Written instruction: Gather, from the data below, each line in which the word "有効にすると" occurs.

BEGIN Given data

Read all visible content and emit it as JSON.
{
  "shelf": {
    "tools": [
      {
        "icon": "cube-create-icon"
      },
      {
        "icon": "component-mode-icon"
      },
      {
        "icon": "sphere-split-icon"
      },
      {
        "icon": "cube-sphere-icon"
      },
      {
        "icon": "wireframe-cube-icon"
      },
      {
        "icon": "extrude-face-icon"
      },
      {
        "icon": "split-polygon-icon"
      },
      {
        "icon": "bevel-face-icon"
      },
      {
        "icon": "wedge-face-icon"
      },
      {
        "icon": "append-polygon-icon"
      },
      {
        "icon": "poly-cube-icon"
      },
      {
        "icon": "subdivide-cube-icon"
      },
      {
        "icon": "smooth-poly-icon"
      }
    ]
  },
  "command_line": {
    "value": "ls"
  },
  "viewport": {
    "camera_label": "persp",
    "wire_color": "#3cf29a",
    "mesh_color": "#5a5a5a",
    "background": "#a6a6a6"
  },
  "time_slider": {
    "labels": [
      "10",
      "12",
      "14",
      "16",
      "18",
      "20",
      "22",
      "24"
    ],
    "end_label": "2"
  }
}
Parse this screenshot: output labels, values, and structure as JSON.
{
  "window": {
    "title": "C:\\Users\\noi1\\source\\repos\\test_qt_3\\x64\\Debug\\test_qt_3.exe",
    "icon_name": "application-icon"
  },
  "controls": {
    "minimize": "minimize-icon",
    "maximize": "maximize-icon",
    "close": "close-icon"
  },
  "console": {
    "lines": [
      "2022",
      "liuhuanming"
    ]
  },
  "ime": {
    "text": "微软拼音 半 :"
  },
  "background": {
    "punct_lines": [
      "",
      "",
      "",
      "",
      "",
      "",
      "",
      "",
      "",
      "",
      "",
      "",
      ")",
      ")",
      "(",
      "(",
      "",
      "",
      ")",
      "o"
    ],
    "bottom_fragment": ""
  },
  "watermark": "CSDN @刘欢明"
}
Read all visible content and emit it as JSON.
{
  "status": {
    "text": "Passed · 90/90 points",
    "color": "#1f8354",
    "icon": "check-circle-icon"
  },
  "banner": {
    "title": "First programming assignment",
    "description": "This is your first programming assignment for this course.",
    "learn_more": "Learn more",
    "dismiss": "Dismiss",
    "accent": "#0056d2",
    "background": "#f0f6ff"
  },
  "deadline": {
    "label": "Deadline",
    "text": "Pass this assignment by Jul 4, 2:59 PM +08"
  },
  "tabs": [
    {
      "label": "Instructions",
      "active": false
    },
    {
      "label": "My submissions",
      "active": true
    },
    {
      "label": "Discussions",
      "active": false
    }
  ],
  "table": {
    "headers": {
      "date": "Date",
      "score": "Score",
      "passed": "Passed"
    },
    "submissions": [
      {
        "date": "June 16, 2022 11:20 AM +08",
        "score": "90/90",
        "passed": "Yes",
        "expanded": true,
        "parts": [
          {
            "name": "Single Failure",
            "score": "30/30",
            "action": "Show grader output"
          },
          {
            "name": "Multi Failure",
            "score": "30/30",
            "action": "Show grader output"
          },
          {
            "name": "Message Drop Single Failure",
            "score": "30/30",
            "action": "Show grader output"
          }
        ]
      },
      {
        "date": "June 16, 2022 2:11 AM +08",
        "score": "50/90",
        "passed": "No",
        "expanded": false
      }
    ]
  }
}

END Given data
BEGIN Given data

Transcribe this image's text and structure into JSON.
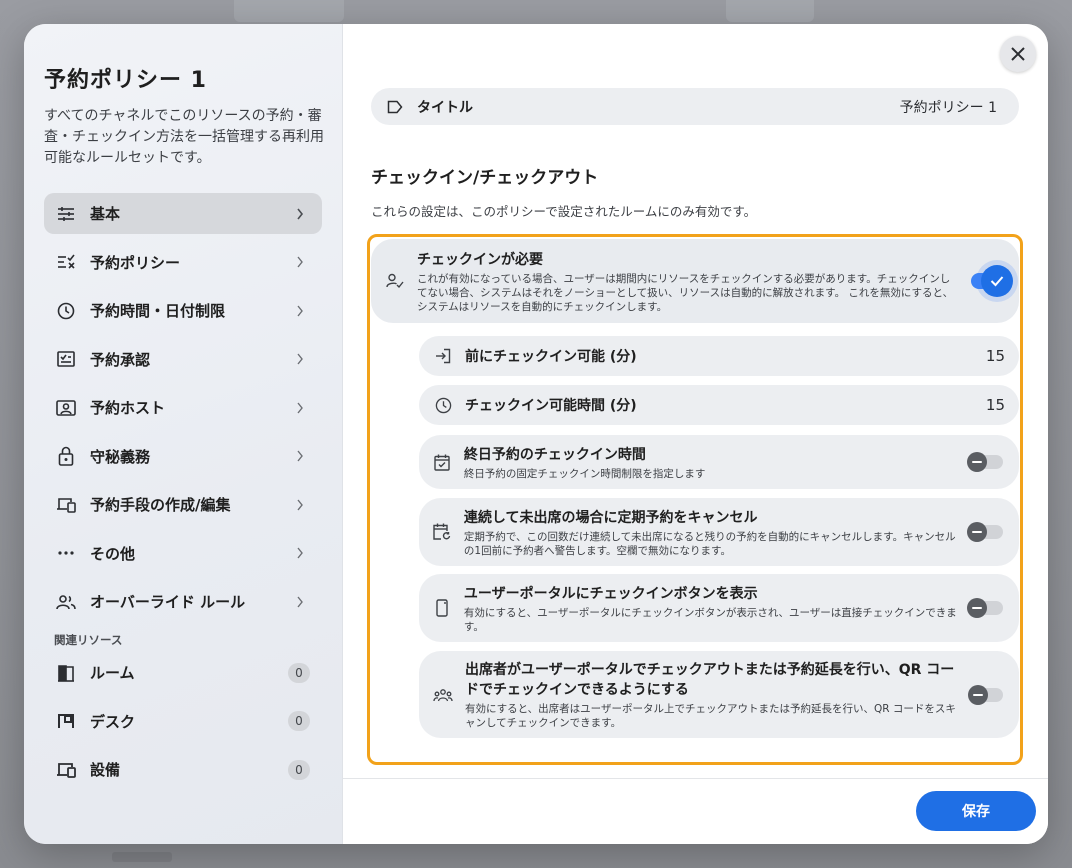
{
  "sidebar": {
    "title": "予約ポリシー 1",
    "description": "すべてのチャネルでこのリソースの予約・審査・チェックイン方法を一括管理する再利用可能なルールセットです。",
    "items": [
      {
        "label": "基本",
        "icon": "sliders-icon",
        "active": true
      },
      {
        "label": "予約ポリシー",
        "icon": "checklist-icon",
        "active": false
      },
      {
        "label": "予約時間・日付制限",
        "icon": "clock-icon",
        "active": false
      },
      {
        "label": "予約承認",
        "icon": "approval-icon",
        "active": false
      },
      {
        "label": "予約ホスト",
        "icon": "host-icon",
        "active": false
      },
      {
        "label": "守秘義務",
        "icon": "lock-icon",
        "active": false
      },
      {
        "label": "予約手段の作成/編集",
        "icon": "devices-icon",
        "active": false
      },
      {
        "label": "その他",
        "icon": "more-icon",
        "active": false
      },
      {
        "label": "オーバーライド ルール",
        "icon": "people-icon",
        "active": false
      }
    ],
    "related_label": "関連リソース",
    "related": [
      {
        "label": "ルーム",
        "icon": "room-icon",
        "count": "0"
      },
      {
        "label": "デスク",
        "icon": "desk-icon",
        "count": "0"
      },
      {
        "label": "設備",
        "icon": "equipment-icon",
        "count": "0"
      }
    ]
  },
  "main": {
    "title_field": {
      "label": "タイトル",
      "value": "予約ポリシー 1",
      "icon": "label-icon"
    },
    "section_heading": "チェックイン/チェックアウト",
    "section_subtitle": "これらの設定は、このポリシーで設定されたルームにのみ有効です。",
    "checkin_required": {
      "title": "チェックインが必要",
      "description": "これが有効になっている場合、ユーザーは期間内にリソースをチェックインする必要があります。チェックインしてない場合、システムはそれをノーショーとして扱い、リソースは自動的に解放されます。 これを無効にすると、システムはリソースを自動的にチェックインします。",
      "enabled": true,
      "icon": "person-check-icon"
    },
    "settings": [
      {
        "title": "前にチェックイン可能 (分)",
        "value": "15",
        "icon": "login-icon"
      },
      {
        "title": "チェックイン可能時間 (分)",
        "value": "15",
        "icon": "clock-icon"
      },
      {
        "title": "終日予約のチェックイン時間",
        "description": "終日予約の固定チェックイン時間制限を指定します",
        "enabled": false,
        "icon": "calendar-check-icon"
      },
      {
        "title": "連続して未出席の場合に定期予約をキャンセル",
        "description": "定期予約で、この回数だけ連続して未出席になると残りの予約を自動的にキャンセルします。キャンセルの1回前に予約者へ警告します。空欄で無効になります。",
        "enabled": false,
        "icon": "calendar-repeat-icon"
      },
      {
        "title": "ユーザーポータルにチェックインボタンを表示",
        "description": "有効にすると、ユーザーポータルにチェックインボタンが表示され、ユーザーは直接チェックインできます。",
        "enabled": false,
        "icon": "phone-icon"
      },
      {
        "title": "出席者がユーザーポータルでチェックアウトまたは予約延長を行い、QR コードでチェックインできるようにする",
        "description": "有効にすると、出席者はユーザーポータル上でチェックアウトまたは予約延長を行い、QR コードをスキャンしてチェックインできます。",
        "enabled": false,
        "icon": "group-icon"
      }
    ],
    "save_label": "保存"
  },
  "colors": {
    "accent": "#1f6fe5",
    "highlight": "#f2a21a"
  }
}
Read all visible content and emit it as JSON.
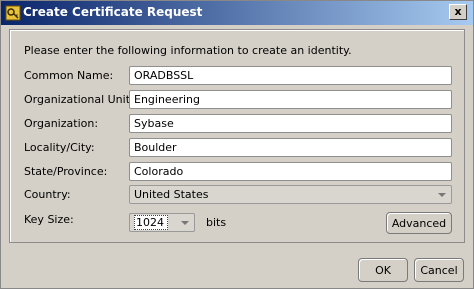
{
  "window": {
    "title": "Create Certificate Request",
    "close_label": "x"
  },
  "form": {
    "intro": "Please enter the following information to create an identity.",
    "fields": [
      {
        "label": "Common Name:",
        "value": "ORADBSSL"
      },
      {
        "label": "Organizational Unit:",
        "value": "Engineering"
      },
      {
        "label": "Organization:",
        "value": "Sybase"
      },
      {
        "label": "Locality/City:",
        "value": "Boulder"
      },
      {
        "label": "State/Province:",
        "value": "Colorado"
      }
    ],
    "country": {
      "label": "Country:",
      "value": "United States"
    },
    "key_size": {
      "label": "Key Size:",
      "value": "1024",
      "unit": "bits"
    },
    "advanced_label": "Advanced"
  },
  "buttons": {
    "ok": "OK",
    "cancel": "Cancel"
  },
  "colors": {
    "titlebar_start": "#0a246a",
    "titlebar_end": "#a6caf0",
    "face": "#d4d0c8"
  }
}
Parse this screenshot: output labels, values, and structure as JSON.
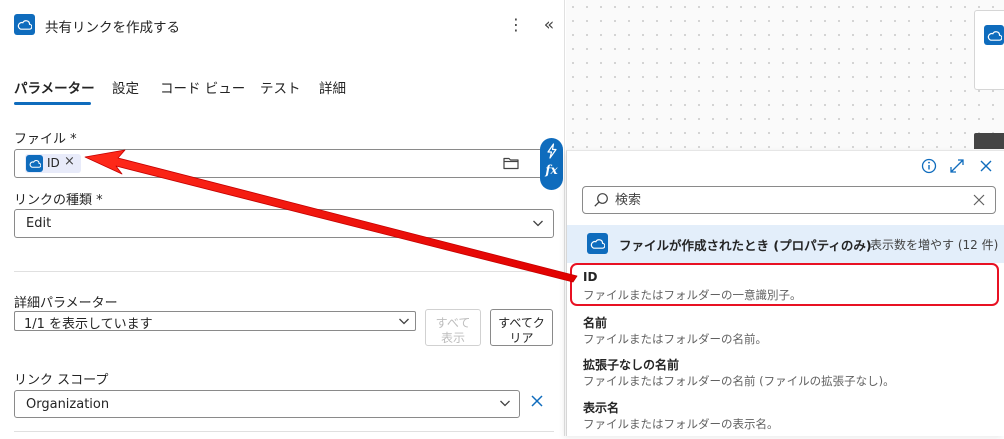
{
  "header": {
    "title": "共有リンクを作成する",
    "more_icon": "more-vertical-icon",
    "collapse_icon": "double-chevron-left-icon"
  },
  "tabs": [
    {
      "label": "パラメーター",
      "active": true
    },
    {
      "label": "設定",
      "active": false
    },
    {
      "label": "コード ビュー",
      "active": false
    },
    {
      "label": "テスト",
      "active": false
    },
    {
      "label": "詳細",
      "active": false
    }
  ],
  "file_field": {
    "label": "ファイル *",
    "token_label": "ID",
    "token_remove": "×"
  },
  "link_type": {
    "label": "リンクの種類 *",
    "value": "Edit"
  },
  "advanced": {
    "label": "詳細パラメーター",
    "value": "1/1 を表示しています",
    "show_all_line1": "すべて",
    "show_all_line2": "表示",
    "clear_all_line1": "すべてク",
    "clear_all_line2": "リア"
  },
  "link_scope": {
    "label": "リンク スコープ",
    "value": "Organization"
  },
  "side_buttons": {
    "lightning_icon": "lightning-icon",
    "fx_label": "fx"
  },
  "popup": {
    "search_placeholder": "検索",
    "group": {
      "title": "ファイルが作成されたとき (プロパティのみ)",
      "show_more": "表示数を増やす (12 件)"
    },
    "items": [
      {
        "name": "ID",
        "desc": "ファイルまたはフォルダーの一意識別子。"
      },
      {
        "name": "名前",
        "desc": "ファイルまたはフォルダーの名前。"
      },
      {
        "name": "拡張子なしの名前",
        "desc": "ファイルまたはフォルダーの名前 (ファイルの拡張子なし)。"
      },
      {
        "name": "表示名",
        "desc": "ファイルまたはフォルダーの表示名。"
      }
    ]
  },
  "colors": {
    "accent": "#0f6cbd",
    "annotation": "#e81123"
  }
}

END Given data

Response below:
        "description": "有効にすると、ユーザーポータルにチェックインボタンが表示され、ユーザーは直接チェックインできます。",
        "description": "有効にすると、出席者はユーザーポータル上でチェックアウトまたは予約延長を行い、QR コードをスキャンしてチェックインできます。",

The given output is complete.